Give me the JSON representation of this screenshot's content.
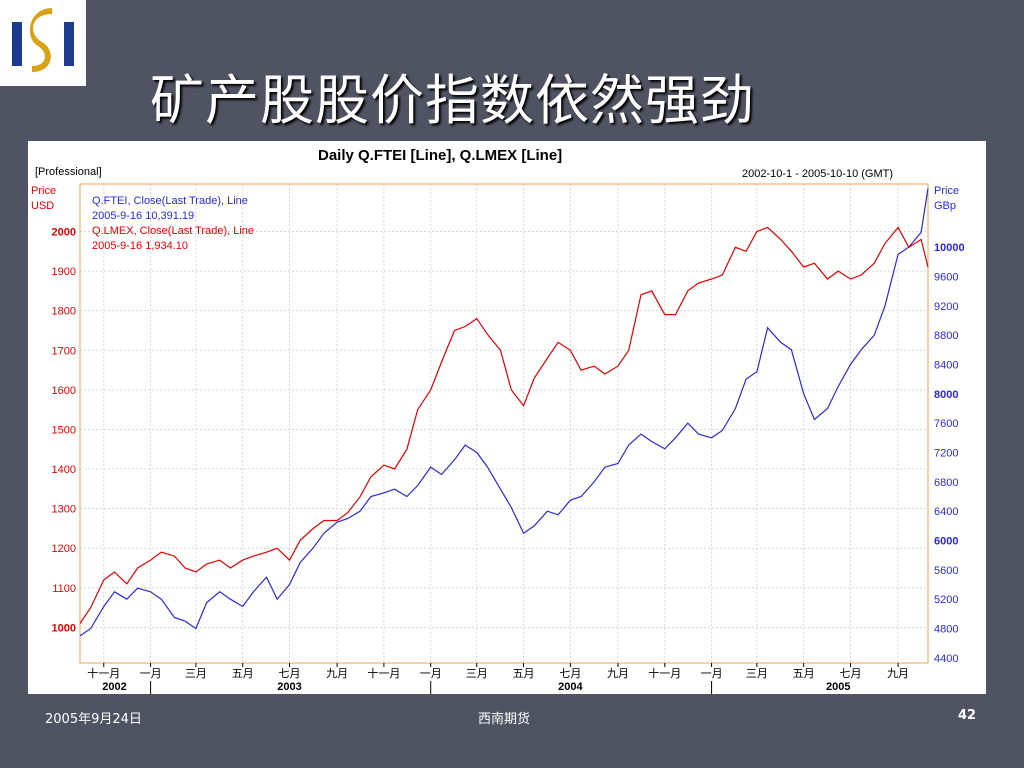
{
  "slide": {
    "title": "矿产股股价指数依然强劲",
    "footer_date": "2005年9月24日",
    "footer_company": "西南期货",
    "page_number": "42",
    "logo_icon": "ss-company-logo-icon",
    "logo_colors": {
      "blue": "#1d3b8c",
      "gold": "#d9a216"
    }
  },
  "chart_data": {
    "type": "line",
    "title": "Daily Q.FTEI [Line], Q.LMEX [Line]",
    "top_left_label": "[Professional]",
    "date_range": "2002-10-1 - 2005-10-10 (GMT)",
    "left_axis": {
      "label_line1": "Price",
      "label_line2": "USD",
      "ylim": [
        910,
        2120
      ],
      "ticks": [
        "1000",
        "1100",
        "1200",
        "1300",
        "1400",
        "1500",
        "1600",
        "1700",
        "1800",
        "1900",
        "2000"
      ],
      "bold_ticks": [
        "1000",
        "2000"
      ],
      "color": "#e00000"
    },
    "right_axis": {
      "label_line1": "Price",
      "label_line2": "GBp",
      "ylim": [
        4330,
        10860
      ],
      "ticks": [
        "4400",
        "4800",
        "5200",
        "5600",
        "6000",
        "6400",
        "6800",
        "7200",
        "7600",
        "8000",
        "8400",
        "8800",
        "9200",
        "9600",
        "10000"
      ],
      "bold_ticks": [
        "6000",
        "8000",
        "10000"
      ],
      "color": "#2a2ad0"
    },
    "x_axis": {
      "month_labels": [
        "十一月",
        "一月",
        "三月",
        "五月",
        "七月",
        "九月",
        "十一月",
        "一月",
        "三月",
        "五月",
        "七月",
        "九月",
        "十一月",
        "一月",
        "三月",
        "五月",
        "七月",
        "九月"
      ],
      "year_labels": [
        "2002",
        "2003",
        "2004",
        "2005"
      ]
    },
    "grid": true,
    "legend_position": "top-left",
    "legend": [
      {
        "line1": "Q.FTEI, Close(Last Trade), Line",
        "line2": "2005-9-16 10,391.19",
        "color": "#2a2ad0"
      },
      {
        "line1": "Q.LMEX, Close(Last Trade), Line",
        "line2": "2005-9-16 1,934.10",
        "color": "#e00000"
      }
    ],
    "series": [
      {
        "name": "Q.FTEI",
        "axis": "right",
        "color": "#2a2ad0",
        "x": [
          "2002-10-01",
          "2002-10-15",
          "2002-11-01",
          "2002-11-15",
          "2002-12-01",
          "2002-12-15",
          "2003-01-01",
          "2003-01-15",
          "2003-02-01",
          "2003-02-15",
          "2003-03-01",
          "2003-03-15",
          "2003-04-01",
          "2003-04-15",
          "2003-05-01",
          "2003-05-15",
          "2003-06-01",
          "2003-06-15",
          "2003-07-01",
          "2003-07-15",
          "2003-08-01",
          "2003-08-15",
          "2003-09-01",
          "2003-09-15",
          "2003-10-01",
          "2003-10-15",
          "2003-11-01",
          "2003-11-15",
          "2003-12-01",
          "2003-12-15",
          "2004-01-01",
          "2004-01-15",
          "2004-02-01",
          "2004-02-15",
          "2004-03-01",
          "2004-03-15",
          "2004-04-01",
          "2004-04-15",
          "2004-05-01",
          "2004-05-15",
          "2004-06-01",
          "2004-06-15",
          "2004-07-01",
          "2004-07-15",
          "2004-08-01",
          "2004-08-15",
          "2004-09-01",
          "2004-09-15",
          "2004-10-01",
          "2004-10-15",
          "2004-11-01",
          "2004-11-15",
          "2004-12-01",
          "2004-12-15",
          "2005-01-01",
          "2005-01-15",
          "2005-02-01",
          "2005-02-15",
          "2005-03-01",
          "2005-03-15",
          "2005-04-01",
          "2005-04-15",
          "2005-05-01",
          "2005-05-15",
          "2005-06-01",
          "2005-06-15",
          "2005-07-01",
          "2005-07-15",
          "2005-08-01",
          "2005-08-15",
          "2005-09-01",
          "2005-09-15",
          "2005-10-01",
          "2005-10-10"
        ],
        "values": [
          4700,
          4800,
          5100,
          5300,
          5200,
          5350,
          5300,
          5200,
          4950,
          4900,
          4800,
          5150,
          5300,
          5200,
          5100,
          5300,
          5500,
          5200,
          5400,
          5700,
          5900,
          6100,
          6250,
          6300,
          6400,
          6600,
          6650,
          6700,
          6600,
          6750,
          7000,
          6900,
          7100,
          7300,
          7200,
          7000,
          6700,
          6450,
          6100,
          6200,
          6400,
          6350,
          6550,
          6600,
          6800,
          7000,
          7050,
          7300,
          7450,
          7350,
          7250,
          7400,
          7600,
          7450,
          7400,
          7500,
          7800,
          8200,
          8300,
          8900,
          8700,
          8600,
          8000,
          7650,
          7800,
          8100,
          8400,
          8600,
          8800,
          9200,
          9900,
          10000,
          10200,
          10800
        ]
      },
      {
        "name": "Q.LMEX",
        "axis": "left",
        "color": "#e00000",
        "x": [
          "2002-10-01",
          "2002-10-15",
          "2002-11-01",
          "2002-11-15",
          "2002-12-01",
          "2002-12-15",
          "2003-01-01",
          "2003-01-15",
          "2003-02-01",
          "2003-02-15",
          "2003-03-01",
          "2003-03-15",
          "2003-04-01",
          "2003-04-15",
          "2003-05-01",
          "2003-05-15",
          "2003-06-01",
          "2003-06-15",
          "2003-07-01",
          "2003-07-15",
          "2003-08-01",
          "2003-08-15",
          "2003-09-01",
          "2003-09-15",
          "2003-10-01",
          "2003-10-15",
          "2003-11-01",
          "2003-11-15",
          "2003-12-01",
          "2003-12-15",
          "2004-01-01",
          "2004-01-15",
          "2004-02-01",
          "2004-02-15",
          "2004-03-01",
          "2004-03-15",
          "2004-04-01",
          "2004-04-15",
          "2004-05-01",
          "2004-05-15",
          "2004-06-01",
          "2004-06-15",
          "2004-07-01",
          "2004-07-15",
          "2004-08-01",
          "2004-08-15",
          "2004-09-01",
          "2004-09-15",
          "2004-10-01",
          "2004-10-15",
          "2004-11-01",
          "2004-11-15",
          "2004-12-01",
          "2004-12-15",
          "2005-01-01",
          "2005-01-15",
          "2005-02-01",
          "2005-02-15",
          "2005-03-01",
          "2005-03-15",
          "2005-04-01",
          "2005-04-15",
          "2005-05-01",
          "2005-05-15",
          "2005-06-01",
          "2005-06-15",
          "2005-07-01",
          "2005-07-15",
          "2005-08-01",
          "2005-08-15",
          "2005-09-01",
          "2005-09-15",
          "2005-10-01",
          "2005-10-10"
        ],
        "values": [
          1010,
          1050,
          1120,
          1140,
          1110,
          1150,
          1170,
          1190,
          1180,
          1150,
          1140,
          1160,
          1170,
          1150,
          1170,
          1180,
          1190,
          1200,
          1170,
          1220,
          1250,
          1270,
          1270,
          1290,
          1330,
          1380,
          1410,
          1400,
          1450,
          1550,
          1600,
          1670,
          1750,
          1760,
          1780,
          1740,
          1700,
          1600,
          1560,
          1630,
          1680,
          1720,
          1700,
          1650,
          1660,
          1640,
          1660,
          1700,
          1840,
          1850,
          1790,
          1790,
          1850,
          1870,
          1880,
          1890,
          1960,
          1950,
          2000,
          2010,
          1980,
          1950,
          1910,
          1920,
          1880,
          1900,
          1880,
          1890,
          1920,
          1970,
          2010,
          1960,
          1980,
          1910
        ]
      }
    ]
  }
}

+===+

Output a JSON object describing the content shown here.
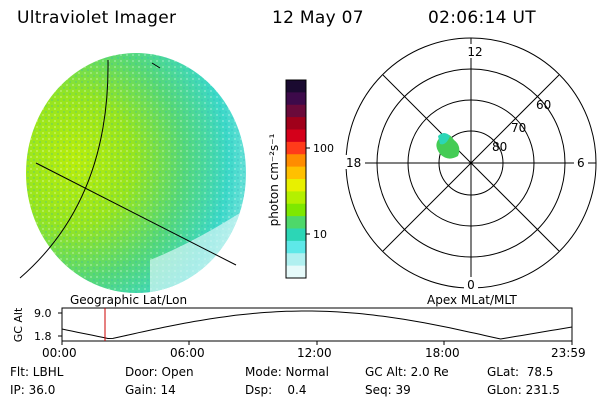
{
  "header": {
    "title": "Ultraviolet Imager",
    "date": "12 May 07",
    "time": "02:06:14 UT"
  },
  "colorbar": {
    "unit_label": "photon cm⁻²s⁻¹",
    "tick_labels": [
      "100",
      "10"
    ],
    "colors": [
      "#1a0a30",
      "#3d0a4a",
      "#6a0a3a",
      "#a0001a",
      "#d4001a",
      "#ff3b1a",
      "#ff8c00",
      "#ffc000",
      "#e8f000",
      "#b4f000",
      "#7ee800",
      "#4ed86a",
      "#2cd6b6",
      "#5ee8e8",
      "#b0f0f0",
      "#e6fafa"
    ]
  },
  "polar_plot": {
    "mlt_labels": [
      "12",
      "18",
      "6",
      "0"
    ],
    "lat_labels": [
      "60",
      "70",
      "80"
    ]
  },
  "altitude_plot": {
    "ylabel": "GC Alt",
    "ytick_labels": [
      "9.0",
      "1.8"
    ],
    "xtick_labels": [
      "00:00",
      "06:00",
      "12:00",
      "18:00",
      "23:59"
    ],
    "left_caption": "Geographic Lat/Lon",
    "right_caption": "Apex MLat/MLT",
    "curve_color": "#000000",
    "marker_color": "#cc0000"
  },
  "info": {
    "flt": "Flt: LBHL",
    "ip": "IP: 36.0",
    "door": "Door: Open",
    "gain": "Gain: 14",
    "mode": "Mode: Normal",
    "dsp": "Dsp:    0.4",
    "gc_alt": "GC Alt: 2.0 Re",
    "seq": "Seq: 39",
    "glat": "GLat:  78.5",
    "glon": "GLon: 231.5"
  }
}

+===+

* **Problem**:
How many of the listing's lines contain "LMEX"? Respond with a single number and nothing else.

* **Exercise solution**:
3